_SOURCE EXTRACT:_
"""

How many of these elements does your book design have?


Parts of a book

How many parts of a book do you recognize?

© Jacci Howard Bear; licensed to About.com

Most books will have at least a front and back cover, title page, and body text but usually there will be many more parts of a book design. Explore the physical components of hardcover and softcover books as well as the design elements that make up the text portion of most books.

“In a badly designed book, the letters mill and stand like starving horses in a field. In a book designed by rote, they sit like stale bread and mutton on the page. In a well-made book, where designer, compositor and printer have all done their jobs, no matter how many thousands of lines and pages, the letters are alive. They dance in their seats. Sometimes they rise and dance in the margins and aisles.” ― Robert Bringhurst
  1. Text Block
    The Text Block or Book Block is everything between the covers of the book including the endpapers. It is composed of pages, leaves, sheets, and signatures. One sheet of paper, folded in half is two leaves and four pages. One half of each sheet of folded paper is a leaf. Each side of each leaf is a page. A signature is two or more sheets of paper (2 leaves/4 pages) stacked and folded as a group. Several signatures are bound together with adhesive or stitching to form most books.

"""

_MATERIAL:_
"""

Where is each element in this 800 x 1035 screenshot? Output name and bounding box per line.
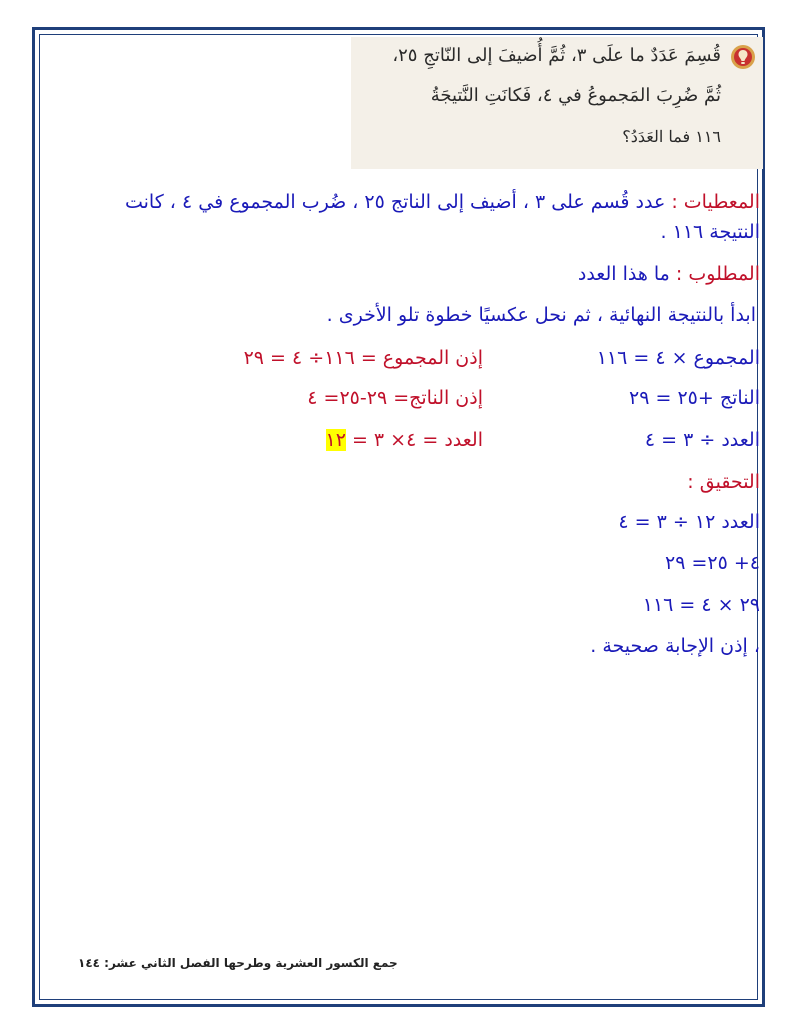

"""

_JOB:_ List the four units that, according to the book-parts text above, make up the Text Block.

_EXERCISE OUTPUT:_ Pages, leaves, sheets, and signatures.